— Start of DATA PROVIDED —

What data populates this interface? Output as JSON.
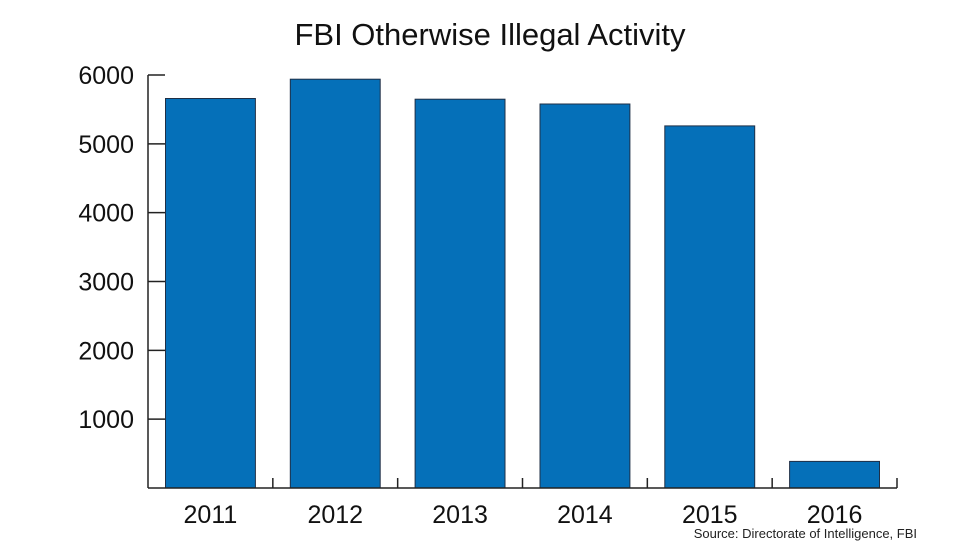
{
  "chart_data": {
    "type": "bar",
    "title": "FBI Otherwise Illegal Activity",
    "xlabel": "",
    "ylabel": "",
    "categories": [
      "2011",
      "2012",
      "2013",
      "2014",
      "2015",
      "2016"
    ],
    "values": [
      5658,
      5939,
      5648,
      5579,
      5261,
      386
    ],
    "ylim": [
      0,
      6000
    ],
    "yticks": [
      1000,
      2000,
      3000,
      4000,
      5000,
      6000
    ],
    "grid": false,
    "legend": "none",
    "colors": {
      "bar": "#0570b9",
      "axis": "#222222",
      "text": "#111111"
    }
  },
  "source": "Source: Directorate of Intelligence, FBI"
}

— End of DATA PROVIDED —

▶ _INSTRUCTIONS FOR THE TASK_:
Copy the entries above faithfully and omit every image.

▶ _TASK RESPONSE_:
What data populates this interface? Output as JSON.
{
  "chart_data": {
    "type": "bar",
    "title": "FBI Otherwise Illegal Activity",
    "xlabel": "",
    "ylabel": "",
    "categories": [
      "2011",
      "2012",
      "2013",
      "2014",
      "2015",
      "2016"
    ],
    "values": [
      5658,
      5939,
      5648,
      5579,
      5261,
      386
    ],
    "ylim": [
      0,
      6000
    ],
    "yticks": [
      1000,
      2000,
      3000,
      4000,
      5000,
      6000
    ],
    "grid": false,
    "legend": "none",
    "colors": {
      "bar": "#0570b9",
      "axis": "#222222",
      "text": "#111111"
    }
  },
  "source": "Source: Directorate of Intelligence, FBI"
}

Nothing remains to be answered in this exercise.